----- DATASET ENTRIES -----

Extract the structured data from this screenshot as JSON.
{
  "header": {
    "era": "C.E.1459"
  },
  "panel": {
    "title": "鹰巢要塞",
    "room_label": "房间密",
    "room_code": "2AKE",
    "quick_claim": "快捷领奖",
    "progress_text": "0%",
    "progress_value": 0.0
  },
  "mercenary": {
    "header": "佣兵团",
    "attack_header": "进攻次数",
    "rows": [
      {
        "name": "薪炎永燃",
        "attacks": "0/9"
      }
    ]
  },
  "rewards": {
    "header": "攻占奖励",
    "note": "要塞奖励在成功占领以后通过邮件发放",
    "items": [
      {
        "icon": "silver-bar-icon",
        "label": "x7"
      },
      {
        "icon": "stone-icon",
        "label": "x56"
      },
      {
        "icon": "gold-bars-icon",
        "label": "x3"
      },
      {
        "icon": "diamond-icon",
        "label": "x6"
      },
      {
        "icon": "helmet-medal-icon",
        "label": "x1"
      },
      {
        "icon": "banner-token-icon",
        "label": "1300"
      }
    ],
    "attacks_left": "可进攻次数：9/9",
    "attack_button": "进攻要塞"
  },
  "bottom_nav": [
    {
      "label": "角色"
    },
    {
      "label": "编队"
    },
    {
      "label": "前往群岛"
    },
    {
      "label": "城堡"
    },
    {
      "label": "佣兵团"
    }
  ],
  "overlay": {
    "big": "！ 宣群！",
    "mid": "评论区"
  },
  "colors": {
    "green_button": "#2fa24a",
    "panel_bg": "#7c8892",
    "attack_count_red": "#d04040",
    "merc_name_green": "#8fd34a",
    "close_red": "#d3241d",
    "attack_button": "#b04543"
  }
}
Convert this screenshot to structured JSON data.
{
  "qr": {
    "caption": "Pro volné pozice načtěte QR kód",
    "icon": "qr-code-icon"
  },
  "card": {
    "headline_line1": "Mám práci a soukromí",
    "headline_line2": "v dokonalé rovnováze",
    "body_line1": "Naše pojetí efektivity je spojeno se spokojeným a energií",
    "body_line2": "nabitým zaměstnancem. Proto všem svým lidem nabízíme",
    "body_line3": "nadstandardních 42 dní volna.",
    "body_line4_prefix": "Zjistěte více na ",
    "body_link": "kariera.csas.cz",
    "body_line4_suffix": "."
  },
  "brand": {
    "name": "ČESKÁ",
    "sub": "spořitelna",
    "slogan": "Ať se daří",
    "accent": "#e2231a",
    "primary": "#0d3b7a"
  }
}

-----

• **TASK DIRECTIONS**:
Copy only this span: the line that contains "Convert this screenshot", the last line, and every line between them.

• **REPLY**:
Convert this screenshot to structured JSON data.
{
  "qr": {
    "caption": "Pro volné pozice načtěte QR kód",
    "icon": "qr-code-icon"
  },
  "card": {
    "headline_line1": "Mám práci a soukromí",
    "headline_line2": "v dokonalé rovnováze",
    "body_line1": "Naše pojetí efektivity je spojeno se spokojeným a energií",
    "body_line2": "nabitým zaměstnancem. Proto všem svým lidem nabízíme",
    "body_line3": "nadstandardních 42 dní volna.",
    "body_line4_prefix": "Zjistěte více na ",
    "body_link": "kariera.csas.cz",
    "body_line4_suffix": "."
  },
  "brand": {
    "name": "ČESKÁ",
    "sub": "spořitelna",
    "slogan": "Ať se daří",
    "accent": "#e2231a",
    "primary": "#0d3b7a"
  }
}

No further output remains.